### Written exercise
Reproduce the stretch of the items from the first line through the line that contains "series-without-loop-reflector-marker — [424, 332, 430, 338]", keeping every line as it appears.

### Data supplied

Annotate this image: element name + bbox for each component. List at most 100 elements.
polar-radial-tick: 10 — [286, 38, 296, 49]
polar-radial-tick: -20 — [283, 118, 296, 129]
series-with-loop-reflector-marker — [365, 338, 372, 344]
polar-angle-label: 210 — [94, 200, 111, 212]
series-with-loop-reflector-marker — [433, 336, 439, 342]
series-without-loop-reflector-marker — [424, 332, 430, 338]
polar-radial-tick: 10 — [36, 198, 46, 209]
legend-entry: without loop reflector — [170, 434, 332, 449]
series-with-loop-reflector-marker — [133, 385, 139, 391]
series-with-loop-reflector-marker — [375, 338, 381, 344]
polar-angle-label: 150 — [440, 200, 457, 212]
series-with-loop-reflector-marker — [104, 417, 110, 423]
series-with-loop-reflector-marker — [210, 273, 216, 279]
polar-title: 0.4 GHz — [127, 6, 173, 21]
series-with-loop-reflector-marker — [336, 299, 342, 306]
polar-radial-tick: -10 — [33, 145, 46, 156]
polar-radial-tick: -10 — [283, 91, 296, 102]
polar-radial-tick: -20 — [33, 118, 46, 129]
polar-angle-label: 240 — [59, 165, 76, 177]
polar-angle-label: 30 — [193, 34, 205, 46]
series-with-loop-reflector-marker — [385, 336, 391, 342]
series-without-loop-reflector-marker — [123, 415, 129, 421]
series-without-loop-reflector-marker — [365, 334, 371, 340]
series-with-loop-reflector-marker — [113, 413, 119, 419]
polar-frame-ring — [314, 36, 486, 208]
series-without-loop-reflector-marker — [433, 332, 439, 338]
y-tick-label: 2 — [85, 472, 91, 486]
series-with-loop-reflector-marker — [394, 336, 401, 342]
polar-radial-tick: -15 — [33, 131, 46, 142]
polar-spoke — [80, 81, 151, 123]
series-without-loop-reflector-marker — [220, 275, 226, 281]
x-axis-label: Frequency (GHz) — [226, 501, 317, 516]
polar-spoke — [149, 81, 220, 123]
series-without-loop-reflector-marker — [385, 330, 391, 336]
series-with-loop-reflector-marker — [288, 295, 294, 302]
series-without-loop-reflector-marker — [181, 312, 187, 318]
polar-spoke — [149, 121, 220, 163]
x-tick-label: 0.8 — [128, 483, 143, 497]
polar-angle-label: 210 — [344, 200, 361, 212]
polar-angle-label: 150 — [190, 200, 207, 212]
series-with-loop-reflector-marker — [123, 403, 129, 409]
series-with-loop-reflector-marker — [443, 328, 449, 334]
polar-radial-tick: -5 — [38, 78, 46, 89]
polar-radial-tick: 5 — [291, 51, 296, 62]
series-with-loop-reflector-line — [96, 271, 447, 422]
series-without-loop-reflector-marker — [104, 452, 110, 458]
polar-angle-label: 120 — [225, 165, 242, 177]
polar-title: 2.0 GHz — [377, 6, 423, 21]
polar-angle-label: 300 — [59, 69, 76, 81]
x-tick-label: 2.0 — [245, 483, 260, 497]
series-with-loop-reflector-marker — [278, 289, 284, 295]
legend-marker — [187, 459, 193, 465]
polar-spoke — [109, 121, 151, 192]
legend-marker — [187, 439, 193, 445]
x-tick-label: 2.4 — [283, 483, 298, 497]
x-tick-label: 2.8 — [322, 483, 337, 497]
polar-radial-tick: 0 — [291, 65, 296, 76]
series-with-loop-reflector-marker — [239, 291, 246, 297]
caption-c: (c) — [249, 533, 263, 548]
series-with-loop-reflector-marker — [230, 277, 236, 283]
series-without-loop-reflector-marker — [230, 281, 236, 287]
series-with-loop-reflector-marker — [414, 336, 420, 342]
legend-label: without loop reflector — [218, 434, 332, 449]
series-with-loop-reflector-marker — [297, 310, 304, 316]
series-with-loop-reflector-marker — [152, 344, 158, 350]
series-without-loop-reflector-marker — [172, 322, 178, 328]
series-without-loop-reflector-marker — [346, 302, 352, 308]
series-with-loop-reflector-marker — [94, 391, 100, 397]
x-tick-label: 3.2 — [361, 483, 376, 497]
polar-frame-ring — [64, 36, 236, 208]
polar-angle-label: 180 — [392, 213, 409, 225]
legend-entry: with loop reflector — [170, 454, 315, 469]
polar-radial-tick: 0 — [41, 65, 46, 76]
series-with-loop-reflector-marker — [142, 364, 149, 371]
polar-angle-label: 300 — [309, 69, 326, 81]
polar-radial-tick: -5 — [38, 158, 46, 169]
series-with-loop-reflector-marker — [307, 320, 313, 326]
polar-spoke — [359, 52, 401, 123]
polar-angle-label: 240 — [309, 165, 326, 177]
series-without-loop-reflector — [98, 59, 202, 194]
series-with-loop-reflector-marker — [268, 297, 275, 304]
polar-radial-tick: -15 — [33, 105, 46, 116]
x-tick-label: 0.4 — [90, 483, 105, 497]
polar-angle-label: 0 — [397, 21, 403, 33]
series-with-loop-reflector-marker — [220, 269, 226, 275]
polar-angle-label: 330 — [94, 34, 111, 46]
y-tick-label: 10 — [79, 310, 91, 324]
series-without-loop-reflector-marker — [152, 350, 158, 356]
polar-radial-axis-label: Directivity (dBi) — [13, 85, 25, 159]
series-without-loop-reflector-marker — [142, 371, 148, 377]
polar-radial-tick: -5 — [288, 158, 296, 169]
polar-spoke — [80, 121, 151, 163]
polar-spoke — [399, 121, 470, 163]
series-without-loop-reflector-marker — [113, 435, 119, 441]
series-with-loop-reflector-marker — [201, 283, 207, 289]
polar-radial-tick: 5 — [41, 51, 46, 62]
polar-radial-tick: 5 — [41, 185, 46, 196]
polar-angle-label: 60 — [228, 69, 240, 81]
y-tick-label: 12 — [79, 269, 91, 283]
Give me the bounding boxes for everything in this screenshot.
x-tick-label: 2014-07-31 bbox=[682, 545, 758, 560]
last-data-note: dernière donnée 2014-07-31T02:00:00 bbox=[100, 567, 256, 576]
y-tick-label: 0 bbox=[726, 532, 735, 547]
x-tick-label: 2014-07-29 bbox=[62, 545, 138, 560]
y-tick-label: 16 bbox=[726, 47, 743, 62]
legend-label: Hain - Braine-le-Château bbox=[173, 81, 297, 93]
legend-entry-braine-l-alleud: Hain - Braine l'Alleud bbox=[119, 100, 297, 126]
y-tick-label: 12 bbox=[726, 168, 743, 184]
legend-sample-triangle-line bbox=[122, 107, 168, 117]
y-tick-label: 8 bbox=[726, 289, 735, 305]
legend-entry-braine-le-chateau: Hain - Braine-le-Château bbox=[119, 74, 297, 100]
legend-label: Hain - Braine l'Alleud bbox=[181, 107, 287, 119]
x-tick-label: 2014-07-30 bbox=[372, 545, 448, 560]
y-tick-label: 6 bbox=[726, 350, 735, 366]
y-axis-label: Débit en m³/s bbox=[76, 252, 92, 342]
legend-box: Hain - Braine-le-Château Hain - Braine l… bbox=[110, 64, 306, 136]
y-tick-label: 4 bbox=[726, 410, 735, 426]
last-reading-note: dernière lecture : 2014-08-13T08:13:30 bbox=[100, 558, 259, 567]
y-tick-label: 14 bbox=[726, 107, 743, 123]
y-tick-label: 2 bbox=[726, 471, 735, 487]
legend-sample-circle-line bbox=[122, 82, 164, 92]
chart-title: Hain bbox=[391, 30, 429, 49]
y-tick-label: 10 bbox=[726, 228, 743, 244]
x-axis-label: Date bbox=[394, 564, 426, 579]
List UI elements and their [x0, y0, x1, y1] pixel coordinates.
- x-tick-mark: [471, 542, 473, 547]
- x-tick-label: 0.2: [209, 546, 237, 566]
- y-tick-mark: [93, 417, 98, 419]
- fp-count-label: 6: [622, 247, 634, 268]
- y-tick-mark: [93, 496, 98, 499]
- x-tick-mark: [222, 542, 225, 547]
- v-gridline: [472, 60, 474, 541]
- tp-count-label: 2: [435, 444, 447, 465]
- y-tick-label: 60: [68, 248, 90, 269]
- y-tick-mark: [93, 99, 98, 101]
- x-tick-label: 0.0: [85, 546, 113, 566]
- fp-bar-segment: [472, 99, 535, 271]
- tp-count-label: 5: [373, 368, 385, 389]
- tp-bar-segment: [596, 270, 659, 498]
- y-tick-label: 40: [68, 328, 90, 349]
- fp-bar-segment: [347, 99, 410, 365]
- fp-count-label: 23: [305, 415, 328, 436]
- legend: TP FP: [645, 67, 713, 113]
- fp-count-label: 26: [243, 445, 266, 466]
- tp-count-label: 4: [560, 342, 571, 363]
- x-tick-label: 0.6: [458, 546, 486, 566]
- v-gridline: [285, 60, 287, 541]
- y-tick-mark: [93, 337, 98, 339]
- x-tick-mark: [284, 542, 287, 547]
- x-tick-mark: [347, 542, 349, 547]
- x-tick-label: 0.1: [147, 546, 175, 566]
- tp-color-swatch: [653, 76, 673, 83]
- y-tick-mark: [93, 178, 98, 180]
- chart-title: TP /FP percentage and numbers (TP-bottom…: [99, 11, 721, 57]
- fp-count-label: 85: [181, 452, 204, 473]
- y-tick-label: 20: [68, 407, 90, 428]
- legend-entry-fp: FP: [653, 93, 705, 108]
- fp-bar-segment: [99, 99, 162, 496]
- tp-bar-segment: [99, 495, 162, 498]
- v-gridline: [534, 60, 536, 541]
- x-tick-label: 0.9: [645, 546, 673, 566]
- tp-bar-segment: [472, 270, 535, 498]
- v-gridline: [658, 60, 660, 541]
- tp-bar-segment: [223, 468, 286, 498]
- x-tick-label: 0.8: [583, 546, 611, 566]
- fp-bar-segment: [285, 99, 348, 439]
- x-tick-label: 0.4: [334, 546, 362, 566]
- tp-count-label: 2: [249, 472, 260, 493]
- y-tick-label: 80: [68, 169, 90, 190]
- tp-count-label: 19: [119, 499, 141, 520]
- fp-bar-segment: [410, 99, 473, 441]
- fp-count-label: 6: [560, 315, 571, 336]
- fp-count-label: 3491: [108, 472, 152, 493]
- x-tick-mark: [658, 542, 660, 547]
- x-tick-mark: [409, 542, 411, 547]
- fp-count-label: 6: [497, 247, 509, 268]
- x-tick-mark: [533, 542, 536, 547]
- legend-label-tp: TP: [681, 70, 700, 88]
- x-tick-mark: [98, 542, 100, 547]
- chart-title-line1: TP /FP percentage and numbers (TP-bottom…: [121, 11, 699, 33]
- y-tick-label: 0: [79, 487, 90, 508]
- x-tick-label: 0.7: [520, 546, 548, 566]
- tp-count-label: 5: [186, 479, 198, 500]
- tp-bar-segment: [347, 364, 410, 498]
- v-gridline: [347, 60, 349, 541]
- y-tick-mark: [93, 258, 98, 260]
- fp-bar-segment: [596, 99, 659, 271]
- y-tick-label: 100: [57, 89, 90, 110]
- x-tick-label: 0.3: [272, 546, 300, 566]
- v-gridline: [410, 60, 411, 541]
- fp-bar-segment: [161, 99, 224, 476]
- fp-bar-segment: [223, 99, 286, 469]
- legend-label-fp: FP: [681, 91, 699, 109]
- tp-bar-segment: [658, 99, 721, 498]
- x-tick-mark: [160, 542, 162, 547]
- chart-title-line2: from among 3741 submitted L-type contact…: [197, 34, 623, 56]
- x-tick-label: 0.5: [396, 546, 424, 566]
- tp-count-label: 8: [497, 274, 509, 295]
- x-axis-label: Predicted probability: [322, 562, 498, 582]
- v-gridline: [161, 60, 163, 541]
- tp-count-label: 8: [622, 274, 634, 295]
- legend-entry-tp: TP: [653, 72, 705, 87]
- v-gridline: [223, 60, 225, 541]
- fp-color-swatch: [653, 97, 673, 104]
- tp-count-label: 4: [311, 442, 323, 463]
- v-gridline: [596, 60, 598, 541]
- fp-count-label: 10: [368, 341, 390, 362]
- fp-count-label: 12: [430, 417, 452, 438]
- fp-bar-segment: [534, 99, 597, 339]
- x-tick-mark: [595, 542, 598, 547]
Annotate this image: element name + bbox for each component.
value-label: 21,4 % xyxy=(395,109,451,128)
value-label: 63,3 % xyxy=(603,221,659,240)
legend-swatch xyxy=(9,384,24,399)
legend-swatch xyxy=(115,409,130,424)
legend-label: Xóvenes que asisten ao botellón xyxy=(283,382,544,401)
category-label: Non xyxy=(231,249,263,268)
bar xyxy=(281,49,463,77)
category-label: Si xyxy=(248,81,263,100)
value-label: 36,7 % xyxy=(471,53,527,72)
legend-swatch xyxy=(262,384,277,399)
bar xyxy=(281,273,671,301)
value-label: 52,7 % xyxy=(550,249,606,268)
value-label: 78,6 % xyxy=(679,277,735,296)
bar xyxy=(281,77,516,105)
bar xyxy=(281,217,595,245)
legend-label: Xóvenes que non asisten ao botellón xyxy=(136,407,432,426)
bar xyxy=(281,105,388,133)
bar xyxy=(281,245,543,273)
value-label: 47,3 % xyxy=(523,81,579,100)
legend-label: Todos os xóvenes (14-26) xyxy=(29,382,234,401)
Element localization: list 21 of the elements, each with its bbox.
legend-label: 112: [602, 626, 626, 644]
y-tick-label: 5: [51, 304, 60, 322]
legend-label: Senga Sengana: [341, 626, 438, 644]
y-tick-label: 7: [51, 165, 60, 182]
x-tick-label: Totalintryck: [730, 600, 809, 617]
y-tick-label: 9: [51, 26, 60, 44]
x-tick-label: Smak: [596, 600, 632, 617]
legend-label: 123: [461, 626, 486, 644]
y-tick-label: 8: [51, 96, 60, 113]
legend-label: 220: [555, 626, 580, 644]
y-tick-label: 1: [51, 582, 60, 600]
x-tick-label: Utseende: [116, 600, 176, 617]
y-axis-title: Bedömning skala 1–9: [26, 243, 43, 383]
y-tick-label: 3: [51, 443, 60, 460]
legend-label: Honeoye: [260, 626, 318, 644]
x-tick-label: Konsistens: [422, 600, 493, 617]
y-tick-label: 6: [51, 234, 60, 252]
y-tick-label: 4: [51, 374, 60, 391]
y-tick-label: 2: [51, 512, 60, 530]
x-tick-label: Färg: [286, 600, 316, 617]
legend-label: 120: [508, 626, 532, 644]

### Result
Annotate this image: element name + bbox for each component. List at most 100 elements.
polar-radial-tick: 10 — [286, 38, 296, 49]
polar-radial-tick: -20 — [283, 118, 296, 129]
series-with-loop-reflector-marker — [365, 338, 372, 344]
polar-angle-label: 210 — [94, 200, 111, 212]
series-with-loop-reflector-marker — [433, 336, 439, 342]
series-without-loop-reflector-marker — [424, 332, 430, 338]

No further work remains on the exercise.